Dataset rows about figures:
___

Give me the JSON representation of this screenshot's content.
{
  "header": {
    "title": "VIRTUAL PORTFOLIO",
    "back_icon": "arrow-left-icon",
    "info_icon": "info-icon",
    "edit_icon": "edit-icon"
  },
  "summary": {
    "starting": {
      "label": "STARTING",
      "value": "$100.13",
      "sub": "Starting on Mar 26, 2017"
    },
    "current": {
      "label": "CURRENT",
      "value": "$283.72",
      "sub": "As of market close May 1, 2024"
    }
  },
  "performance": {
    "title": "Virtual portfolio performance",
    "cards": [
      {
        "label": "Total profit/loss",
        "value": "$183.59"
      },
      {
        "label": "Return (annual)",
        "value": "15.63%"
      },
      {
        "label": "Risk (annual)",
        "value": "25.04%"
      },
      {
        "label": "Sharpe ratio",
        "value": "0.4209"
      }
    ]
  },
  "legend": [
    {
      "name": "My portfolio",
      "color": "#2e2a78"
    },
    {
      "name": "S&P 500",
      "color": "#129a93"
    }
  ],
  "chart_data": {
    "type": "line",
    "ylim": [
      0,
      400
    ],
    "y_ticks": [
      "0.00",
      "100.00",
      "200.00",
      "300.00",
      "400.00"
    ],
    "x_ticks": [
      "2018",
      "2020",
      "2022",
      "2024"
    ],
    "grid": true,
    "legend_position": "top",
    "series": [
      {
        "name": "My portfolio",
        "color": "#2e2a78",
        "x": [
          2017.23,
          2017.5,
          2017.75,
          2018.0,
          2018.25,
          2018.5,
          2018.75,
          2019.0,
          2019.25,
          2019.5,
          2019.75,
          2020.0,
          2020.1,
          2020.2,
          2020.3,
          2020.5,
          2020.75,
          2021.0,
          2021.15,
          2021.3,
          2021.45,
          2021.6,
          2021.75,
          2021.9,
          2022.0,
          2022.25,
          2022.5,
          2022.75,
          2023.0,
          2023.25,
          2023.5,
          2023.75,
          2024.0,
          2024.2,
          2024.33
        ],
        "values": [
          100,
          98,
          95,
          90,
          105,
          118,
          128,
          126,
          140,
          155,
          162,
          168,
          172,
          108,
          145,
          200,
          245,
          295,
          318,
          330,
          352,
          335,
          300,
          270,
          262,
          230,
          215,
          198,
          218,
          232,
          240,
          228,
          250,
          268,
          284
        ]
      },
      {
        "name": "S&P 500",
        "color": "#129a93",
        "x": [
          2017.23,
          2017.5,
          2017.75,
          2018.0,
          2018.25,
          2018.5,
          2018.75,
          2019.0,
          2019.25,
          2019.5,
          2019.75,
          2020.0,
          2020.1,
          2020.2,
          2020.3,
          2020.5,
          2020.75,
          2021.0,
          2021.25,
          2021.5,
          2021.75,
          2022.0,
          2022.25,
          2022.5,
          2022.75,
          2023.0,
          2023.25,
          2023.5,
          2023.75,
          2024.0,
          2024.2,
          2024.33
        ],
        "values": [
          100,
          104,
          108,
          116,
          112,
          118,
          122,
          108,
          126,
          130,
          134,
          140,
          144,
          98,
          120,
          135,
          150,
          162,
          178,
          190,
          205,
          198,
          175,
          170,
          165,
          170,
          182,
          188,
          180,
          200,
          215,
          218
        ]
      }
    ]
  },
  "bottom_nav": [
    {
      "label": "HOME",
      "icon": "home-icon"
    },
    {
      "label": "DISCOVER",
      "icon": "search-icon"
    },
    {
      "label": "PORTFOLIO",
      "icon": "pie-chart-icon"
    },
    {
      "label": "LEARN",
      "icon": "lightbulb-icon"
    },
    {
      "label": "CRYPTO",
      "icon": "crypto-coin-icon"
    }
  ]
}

___

#### STATED TASK:
Return nothing except the number of lines that include the string "performance".

#### FULL OUTPUT:
2